__Assignment__. Below are posts from a cricket blog, followed by the entries. List the title of every post in the cricket blog, in the order in which they appear.

The Anonymous Widower

Cricket in Manchester?

It rained on the first Twenty20 in Manchester on Sunday and there was no result.

And guess what?

It looks like it’s going to rain in Manchester again today.

No wonder they decided not to hold a test match at Old Trafford in the City of Rain.

September 1, 2009 Posted by | Sport | , | Leave a comment

The Ashes!!

Yippee!!

The only problem was all of the dodgy decisions by the umpires.

Technology! Technology! Technology!

But in cricket’s case it’s all there.  And look at how exciting the replays are in tennis and how they have made the game much less aggressive and bad-tempered.

August 24, 2009 Posted by | Sport | | 2 Comments

My Money’s on a Draw

Well it isn’t as I’m not betting.  But it’s raining in Birmingham now and it looks like it will rain most of the day today and then again on Monday. 

No wonder the Draw is now 10/3 on with Paddy Power.

August 1, 2009 Posted by | Sport | , | Leave a comment

Onions Does the Business

England’s revival in the Edgbaston test after their poor showing yesterday, would seem to owe a lot to the first two balls of the day, where Graham Onions took two wickets.

Now Onions is from Gateshead and plays for Durham, so like Sir Bobby Robson he is a born-and-bred Geordie.  It is also well known that Sir Bobby loved his cricket, was often seen at Test matches and helped fellow Durham player, Steve Harmison, with his attitude to the game.  According to Mickey Stewart he was no mean cricketer himself.

So were those first two balls for Sir Bobby?

July 31, 2009 Posted by | Sport | , , | 2 Comments

What Would WG Grace Have Done?

Yesterday, Andrew Strauss had a chance to reduce the Australian team to ten men before a ball was bowled.  But in the spirit of fair play, he allowed them to change their wicket-keeper.

What would all those hard and legendary England captains of the past have done?

July 31, 2009 Posted by | Sport | | Leave a comment

Two Freddies

Freddie Flintoft’s exploits on Monday morning as he bowled out the Australians to win the Second Test were awesome and he deserved the Man of the Match award.  There was fire, accuracy and variation in one of the best displays of fast bowling by an England fast bowler in recent years.

I’m also reminded of another display of awesome fast bowling, by another Freddie, that I was lucky enough to see on television in 1961.  It was at Headingley and the bowler was the legendary Fred Trueman.  This paragraph comes from his obituary in The Times.

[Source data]

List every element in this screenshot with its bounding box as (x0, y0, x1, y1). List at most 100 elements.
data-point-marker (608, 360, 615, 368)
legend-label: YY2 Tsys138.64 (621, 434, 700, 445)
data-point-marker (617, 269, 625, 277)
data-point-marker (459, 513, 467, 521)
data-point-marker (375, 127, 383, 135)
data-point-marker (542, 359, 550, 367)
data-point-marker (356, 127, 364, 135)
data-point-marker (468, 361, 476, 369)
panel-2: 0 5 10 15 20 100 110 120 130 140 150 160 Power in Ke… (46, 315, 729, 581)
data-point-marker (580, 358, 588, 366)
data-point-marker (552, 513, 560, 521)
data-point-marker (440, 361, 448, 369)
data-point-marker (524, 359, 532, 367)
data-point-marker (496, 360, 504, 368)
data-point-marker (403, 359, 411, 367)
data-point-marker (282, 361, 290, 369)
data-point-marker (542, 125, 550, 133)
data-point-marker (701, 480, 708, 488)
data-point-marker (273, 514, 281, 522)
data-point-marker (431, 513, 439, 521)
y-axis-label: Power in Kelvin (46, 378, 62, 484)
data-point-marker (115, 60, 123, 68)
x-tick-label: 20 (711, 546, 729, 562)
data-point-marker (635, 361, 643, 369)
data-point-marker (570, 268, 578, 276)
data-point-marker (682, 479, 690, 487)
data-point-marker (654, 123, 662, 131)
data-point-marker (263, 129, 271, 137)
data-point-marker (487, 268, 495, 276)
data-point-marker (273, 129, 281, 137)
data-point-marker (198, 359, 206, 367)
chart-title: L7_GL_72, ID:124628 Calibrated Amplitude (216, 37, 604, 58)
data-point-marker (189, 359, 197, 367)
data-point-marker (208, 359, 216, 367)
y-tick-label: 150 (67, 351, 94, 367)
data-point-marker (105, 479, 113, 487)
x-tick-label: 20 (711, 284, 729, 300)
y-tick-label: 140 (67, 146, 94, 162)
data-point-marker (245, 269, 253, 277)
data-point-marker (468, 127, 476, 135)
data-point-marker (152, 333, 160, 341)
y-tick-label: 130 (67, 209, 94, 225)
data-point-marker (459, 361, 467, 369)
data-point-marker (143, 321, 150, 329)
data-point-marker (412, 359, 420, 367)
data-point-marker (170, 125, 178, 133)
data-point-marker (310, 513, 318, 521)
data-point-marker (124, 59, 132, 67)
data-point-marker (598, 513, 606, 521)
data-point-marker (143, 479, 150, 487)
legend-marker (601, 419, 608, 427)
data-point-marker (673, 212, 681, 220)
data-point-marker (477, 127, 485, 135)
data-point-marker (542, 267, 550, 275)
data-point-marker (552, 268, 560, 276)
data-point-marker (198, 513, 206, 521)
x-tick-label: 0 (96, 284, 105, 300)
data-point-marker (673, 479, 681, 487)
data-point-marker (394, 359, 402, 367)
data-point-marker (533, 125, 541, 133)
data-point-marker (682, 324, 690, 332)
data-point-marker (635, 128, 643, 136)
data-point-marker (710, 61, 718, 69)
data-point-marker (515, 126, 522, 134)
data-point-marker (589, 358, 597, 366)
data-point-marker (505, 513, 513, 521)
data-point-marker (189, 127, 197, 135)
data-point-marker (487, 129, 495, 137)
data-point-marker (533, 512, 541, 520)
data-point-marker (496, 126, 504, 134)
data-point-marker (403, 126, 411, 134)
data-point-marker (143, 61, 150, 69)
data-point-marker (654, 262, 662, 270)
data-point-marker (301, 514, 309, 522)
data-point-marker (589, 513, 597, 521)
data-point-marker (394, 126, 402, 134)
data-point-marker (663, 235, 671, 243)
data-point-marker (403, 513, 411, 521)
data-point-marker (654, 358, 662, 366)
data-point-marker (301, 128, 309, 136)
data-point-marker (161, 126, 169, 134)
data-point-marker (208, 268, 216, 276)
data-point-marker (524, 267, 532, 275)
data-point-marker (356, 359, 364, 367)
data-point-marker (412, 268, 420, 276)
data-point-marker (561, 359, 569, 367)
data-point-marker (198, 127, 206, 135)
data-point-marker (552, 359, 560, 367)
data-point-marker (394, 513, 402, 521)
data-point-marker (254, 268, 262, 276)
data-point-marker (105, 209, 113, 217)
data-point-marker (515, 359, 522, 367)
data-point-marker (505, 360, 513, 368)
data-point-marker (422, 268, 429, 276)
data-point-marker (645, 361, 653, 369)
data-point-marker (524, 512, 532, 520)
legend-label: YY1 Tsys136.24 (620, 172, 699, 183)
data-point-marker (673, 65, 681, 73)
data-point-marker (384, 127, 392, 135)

__Exercise answer__.
1. Cricket in Manchester?
2. The Ashes!!
3. My Money’s on a Draw
4. Onions Does the Business
5. What Would WG Grace Have Done?
6. Two Freddies